## Task brief
Word for word, restate every line of the listing that follows.

## Provided records
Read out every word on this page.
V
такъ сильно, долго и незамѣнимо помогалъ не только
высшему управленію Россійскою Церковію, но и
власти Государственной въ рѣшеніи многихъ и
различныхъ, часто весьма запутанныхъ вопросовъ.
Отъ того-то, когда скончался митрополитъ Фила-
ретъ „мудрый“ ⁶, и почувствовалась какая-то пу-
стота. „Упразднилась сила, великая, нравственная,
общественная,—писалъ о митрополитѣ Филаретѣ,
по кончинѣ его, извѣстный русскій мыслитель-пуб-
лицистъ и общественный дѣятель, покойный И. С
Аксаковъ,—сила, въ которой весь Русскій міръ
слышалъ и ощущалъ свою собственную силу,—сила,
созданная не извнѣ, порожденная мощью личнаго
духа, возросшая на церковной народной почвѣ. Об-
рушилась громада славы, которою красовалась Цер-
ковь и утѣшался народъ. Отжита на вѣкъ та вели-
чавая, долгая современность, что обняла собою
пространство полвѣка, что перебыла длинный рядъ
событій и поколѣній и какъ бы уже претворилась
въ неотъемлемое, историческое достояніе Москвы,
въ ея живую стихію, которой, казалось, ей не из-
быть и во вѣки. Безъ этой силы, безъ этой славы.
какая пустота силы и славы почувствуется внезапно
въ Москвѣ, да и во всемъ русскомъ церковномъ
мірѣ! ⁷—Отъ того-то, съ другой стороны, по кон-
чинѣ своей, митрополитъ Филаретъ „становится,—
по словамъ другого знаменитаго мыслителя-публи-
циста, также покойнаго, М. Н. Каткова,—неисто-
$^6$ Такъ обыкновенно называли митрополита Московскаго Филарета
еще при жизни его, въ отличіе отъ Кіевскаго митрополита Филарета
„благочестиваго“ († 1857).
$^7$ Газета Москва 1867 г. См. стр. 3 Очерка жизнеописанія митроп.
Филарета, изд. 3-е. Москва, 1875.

## Task response
Read out every word on this page.
V
такъ сильно, долго и незамѣнимо помогалъ не только
высшему управленію Россійскою Церковію, но и
власти Государственной въ рѣшеніи многихъ и
различныхъ, часто весьма запутанныхъ вопросовъ.
Отъ того-то, когда скончался митрополитъ Фила-
ретъ „мудрый“ ⁶, и почувствовалась какая-то пу-
стота. „Упразднилась сила, великая, нравственная,
общественная,—писалъ о митрополитѣ Филаретѣ,
по кончинѣ его, извѣстный русскій мыслитель-пуб-
лицистъ и общественный дѣятель, покойный И. С
Аксаковъ,—сила, въ которой весь Русскій міръ
слышалъ и ощущалъ свою собственную силу,—сила,
созданная не извнѣ, порожденная мощью личнаго
духа, возросшая на церковной народной почвѣ. Об-
рушилась громада славы, которою красовалась Цер-
ковь и утѣшался народъ. Отжита на вѣкъ та вели-
чавая, долгая современность, что обняла собою
пространство полвѣка, что перебыла длинный рядъ
событій и поколѣній и какъ бы уже претворилась
въ неотъемлемое, историческое достояніе Москвы,
въ ея живую стихію, которой, казалось, ей не из-
быть и во вѣки. Безъ этой силы, безъ этой славы.
какая пустота силы и славы почувствуется внезапно
въ Москвѣ, да и во всемъ русскомъ церковномъ
мірѣ! ⁷—Отъ того-то, съ другой стороны, по кон-
чинѣ своей, митрополитъ Филаретъ „становится,—
по словамъ другого знаменитаго мыслителя-публи-
циста, также покойнаго, М. Н. Каткова,—неисто-
$^6$ Такъ обыкновенно называли митрополита Московскаго Филарета
еще при жизни его, въ отличіе отъ Кіевскаго митрополита Филарета
„благочестиваго“ († 1857).
$^7$ Газета Москва 1867 г. См. стр. 3 Очерка жизнеописанія митроп.
Филарета, изд. 3-е. Москва, 1875.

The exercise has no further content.